## The problem
Scan the entries below and extract each line with the word "agrícola" in it.

═══ Records for processing ═══

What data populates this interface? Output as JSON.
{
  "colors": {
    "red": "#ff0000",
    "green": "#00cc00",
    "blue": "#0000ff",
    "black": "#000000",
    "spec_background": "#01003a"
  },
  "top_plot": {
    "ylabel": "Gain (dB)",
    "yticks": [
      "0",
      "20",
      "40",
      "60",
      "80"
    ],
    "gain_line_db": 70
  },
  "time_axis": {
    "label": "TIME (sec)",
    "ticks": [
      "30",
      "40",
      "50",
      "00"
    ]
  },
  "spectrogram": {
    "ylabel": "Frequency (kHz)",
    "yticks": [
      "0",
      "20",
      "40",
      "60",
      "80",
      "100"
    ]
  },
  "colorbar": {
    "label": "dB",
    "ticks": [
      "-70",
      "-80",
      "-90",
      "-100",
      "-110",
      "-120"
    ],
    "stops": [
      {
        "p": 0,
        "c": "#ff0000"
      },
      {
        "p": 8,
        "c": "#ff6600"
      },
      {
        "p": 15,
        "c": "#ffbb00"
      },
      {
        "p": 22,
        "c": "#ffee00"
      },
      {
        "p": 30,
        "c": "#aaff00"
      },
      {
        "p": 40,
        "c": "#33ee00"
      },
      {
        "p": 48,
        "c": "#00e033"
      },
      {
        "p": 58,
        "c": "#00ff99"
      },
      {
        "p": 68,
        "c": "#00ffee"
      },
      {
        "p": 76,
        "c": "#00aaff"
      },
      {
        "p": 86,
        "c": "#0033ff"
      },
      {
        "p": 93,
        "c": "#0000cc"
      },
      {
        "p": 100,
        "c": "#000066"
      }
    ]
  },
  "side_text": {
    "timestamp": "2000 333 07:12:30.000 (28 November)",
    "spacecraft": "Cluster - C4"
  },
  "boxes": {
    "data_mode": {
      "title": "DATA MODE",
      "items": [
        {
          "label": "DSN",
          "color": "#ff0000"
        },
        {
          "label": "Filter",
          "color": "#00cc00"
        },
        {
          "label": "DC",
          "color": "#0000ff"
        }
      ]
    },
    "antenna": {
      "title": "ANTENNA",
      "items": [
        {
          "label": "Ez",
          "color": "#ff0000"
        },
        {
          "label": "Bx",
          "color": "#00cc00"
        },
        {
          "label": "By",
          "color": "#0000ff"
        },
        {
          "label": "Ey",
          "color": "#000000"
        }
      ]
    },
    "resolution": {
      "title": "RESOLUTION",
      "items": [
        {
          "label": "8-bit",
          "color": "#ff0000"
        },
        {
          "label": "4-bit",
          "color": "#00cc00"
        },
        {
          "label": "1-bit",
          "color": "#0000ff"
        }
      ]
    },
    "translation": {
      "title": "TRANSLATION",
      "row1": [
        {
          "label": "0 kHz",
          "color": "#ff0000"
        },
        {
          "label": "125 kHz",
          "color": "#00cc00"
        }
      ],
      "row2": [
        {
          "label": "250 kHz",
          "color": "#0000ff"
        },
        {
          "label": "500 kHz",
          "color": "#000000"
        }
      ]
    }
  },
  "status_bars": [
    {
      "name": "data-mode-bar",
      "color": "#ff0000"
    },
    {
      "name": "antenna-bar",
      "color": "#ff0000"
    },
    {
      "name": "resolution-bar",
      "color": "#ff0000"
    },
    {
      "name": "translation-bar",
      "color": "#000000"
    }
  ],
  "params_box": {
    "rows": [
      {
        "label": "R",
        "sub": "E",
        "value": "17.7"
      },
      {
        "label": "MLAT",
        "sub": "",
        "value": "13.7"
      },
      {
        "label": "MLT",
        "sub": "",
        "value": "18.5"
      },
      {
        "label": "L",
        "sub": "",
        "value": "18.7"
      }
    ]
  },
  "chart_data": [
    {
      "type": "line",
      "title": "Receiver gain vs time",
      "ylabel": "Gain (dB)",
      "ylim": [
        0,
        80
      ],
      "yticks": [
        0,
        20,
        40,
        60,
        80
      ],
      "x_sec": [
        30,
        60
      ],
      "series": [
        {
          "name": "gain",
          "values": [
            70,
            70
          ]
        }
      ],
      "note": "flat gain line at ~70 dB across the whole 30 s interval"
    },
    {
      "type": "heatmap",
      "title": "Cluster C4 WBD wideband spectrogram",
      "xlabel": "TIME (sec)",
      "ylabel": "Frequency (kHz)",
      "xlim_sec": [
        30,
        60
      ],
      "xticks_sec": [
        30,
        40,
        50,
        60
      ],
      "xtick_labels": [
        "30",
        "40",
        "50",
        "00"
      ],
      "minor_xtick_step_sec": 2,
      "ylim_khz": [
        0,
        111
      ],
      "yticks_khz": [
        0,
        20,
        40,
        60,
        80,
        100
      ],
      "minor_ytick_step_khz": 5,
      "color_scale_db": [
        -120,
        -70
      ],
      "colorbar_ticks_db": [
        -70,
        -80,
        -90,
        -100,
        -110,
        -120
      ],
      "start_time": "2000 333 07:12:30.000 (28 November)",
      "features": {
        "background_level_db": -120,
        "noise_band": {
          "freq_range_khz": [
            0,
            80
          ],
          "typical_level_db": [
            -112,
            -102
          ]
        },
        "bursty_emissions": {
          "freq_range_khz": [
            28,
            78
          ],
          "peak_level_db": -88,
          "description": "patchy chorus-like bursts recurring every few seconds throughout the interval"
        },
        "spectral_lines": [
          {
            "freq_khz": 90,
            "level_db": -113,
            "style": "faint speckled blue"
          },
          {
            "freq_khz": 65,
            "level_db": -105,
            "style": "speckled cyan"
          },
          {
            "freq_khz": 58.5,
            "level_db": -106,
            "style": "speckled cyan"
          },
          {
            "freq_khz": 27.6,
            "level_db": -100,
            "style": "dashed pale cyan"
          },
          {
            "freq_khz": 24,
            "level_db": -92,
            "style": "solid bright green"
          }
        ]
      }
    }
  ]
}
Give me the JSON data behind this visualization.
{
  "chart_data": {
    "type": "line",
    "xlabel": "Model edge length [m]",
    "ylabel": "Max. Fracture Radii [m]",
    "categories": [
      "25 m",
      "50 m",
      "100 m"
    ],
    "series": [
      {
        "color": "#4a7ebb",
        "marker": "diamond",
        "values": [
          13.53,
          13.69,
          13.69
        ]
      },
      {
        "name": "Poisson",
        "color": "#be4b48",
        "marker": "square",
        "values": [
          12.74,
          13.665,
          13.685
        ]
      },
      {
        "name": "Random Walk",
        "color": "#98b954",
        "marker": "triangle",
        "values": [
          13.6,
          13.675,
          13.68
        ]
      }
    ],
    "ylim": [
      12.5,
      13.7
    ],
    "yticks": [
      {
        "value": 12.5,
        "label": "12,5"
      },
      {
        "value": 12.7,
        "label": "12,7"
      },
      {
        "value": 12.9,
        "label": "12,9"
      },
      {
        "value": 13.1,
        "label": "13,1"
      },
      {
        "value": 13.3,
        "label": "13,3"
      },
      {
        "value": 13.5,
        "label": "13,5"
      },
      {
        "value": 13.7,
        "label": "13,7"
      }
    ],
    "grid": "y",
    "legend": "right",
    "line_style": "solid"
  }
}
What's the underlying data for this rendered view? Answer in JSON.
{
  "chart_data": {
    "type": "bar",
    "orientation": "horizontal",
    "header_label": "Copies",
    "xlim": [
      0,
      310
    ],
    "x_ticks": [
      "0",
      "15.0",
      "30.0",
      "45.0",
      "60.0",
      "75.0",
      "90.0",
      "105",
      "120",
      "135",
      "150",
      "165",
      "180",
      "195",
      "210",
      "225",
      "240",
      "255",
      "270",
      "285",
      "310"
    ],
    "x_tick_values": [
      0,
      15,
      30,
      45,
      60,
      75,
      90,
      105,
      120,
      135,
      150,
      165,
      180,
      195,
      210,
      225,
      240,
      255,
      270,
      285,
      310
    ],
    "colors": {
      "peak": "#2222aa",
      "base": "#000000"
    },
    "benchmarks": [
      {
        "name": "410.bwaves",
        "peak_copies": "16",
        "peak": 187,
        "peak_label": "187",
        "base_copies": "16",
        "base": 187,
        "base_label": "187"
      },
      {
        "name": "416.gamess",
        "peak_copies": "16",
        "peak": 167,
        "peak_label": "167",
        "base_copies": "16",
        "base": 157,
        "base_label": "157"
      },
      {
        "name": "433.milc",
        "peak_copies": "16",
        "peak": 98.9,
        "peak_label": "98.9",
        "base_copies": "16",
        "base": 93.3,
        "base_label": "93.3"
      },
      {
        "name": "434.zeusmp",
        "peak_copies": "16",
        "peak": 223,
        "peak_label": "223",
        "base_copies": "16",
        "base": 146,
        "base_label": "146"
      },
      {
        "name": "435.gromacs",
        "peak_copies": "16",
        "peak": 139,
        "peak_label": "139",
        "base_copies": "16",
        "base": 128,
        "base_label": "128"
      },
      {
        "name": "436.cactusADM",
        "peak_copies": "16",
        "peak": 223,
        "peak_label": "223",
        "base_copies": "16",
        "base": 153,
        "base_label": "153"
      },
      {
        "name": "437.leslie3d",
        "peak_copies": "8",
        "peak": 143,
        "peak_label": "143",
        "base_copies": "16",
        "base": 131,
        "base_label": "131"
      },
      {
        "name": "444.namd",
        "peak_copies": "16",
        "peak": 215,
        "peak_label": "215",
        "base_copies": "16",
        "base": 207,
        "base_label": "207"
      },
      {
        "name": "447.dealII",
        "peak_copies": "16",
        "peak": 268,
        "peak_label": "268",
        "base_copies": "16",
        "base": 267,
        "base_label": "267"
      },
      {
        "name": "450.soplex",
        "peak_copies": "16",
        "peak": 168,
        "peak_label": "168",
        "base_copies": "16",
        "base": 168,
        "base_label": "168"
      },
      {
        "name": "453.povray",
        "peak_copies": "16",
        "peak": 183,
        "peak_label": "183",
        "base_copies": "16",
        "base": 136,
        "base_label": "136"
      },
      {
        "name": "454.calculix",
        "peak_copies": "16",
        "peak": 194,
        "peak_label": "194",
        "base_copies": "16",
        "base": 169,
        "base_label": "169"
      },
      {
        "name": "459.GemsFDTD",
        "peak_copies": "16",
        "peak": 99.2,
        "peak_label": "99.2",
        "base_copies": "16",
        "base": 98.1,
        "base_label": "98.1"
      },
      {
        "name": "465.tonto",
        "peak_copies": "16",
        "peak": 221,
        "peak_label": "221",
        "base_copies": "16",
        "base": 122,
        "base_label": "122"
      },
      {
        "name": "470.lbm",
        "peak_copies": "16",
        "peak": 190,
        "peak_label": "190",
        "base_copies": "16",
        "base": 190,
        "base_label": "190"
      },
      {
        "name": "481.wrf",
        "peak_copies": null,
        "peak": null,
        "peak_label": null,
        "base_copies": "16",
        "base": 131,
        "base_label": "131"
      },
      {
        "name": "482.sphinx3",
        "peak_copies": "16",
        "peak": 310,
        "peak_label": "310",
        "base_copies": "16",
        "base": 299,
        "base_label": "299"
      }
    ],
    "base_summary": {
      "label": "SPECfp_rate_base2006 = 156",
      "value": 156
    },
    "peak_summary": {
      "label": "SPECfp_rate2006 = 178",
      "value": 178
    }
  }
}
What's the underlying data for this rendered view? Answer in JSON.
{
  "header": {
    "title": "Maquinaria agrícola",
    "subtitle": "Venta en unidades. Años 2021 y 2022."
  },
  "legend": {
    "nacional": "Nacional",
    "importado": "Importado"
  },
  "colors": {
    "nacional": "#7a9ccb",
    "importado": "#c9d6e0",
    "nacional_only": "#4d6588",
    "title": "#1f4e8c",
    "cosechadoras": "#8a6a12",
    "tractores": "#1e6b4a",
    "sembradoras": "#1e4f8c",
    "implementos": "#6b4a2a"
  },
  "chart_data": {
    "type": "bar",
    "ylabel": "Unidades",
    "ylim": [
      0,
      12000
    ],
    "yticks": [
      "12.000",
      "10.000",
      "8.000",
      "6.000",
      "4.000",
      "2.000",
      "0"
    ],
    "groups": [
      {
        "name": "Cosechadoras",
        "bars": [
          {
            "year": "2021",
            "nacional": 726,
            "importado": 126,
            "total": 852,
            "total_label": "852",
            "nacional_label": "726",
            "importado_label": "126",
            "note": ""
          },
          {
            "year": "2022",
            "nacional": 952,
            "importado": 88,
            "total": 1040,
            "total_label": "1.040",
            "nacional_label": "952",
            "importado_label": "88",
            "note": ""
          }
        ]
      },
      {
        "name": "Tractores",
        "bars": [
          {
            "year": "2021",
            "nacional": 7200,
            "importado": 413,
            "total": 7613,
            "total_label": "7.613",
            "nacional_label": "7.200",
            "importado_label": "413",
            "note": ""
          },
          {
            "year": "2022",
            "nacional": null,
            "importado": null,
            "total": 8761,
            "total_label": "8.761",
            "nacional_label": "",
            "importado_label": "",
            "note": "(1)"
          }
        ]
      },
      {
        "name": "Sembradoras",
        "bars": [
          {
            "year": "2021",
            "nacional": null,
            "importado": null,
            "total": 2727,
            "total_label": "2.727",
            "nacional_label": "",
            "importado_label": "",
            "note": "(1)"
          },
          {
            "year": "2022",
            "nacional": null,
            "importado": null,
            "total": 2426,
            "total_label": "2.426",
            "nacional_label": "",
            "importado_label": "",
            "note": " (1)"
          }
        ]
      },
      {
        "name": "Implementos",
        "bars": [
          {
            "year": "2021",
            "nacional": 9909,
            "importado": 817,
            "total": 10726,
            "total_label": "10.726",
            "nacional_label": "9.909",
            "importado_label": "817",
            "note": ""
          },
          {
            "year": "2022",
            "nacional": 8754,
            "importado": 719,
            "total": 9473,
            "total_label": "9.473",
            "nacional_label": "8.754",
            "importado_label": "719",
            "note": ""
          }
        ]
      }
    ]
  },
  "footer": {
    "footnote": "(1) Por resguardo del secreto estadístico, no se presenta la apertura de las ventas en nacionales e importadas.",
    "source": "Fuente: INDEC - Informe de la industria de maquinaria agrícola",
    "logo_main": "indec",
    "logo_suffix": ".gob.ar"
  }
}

═══

## Solved exercise
    "title": "Maquinaria agrícola",
    "source": "Fuente: INDEC - Informe de la industria de maquinaria agrícola",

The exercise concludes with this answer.